* _GIVEN PROBLEM_
Copy the records below line for line, with no changes to any word, number, or symbol.

* _MATERIAL FOR THIS EXERCISE_
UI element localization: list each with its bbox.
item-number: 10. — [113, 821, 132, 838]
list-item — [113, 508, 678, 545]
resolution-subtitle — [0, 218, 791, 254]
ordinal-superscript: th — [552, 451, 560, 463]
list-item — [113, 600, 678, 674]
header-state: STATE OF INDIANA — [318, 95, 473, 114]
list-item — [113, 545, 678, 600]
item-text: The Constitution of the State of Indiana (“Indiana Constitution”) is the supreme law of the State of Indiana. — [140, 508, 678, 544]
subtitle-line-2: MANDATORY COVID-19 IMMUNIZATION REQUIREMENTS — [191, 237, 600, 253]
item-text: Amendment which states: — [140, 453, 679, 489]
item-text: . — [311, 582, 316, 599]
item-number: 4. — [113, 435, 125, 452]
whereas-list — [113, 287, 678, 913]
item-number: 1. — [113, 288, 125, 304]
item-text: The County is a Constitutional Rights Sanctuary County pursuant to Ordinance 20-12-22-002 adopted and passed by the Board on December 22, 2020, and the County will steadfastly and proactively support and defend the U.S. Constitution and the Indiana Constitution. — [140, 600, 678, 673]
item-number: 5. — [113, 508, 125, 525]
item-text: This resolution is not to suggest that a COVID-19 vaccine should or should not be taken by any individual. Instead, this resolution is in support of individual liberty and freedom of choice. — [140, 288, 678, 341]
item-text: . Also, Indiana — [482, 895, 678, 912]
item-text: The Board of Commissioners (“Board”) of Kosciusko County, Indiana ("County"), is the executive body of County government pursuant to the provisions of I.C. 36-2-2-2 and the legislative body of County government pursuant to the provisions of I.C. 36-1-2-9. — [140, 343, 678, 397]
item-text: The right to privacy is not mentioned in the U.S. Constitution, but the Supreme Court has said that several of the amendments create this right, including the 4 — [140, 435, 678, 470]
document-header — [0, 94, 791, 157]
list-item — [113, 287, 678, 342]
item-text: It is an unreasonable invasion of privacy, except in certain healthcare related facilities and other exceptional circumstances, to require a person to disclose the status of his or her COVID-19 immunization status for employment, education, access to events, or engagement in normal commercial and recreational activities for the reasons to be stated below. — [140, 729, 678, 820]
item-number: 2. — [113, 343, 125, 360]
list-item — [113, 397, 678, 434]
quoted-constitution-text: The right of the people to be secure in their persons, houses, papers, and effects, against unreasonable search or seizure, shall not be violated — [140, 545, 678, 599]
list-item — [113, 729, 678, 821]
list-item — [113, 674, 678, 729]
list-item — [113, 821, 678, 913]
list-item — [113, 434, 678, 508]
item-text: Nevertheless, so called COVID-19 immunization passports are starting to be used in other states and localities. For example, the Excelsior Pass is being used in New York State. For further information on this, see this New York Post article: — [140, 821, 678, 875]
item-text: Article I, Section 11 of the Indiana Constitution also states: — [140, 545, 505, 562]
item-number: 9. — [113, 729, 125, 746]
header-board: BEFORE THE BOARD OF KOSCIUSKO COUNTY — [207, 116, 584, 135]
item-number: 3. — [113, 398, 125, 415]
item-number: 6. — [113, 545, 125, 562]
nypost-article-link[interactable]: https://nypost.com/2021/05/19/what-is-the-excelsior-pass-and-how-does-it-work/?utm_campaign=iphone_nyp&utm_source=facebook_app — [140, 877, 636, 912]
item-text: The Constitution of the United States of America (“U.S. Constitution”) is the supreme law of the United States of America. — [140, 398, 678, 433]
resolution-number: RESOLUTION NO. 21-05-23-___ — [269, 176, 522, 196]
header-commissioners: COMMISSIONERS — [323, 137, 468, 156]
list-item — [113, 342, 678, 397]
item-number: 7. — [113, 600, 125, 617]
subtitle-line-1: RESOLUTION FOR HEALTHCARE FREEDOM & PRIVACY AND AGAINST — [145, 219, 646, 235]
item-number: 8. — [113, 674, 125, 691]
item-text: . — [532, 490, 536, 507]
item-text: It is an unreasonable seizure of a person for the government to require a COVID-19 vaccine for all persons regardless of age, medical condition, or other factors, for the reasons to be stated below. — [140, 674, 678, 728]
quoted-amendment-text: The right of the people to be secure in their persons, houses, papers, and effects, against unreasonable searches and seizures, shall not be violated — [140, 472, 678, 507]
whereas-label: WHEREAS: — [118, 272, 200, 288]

* _THE SOLUTION_
UI element localization: list each with its bbox.
item-number: 10. — [113, 821, 132, 838]
list-item — [113, 508, 678, 545]
resolution-subtitle — [0, 218, 791, 254]
ordinal-superscript: th — [552, 451, 560, 463]
list-item — [113, 600, 678, 674]
header-state: STATE OF INDIANA — [318, 95, 473, 114]
list-item — [113, 545, 678, 600]
item-text: The Constitution of the State of Indiana (“Indiana Constitution”) is the supreme law of the State of Indiana. — [140, 508, 678, 544]
subtitle-line-2: MANDATORY COVID-19 IMMUNIZATION REQUIREMENTS — [191, 237, 600, 253]
item-text: Amendment which states: — [140, 453, 679, 489]
item-text: . — [311, 582, 316, 599]
item-number: 4. — [113, 435, 125, 452]
whereas-list — [113, 287, 678, 913]
item-number: 1. — [113, 288, 125, 304]
item-text: The County is a Constitutional Rights Sanctuary County pursuant to Ordinance 20-12-22-002 adopted and passed by the Board on December 22, 2020, and the County will steadfastly and proactively support and defend the U.S. Constitution and the Indiana Constitution. — [140, 600, 678, 673]
item-number: 5. — [113, 508, 125, 525]
item-text: This resolution is not to suggest that a COVID-19 vaccine should or should not be taken by any individual. Instead, this resolution is in support of individual liberty and freedom of choice. — [140, 288, 678, 341]
item-text: . Also, Indiana — [482, 895, 678, 912]
item-text: The Board of Commissioners (“Board”) of Kosciusko County, Indiana ("County"), is the executive body of County government pursuant to the provisions of I.C. 36-2-2-2 and the legislative body of County government pursuant to the provisions of I.C. 36-1-2-9. — [140, 343, 678, 397]
item-text: The right to privacy is not mentioned in the U.S. Constitution, but the Supreme Court has said that several of the amendments create this right, including the 4 — [140, 435, 678, 470]
document-header — [0, 94, 791, 157]
list-item — [113, 287, 678, 342]
item-text: It is an unreasonable invasion of privacy, except in certain healthcare related facilities and other exceptional circumstances, to require a person to disclose the status of his or her COVID-19 immunization status for employment, education, access to events, or engagement in normal commercial and recreational activities for the reasons to be stated below. — [140, 729, 678, 820]
item-number: 2. — [113, 343, 125, 360]
list-item — [113, 397, 678, 434]
quoted-constitution-text: The right of the people to be secure in their persons, houses, papers, and effects, against unreasonable search or seizure, shall not be violated — [140, 545, 678, 599]
list-item — [113, 729, 678, 821]
list-item — [113, 674, 678, 729]
list-item — [113, 821, 678, 913]
list-item — [113, 434, 678, 508]
item-text: Nevertheless, so called COVID-19 immunization passports are starting to be used in other states and localities. For example, the Excelsior Pass is being used in New York State. For further information on this, see this New York Post article: — [140, 821, 678, 875]
item-text: Article I, Section 11 of the Indiana Constitution also states: — [140, 545, 505, 562]
item-number: 9. — [113, 729, 125, 746]
header-board: BEFORE THE BOARD OF KOSCIUSKO COUNTY — [207, 116, 584, 135]
item-number: 3. — [113, 398, 125, 415]
item-number: 6. — [113, 545, 125, 562]
nypost-article-link[interactable]: https://nypost.com/2021/05/19/what-is-the-excelsior-pass-and-how-does-it-work/?utm_campaign=iphone_nyp&utm_source=facebook_app — [140, 877, 636, 912]
item-text: The Constitution of the United States of America (“U.S. Constitution”) is the supreme law of the United States of America. — [140, 398, 678, 433]
resolution-number: RESOLUTION NO. 21-05-23-___ — [269, 176, 522, 196]
header-commissioners: COMMISSIONERS — [323, 137, 468, 156]
list-item — [113, 342, 678, 397]
item-number: 7. — [113, 600, 125, 617]
subtitle-line-1: RESOLUTION FOR HEALTHCARE FREEDOM & PRIVACY AND AGAINST — [145, 219, 646, 235]
item-number: 8. — [113, 674, 125, 691]
item-text: . — [532, 490, 536, 507]
item-text: It is an unreasonable seizure of a person for the government to require a COVID-19 vaccine for all persons regardless of age, medical condition, or other factors, for the reasons to be stated below. — [140, 674, 678, 728]
quoted-amendment-text: The right of the people to be secure in their persons, houses, papers, and effects, against unreasonable searches and seizures, shall not be violated — [140, 472, 678, 507]
whereas-label: WHEREAS: — [118, 272, 200, 288]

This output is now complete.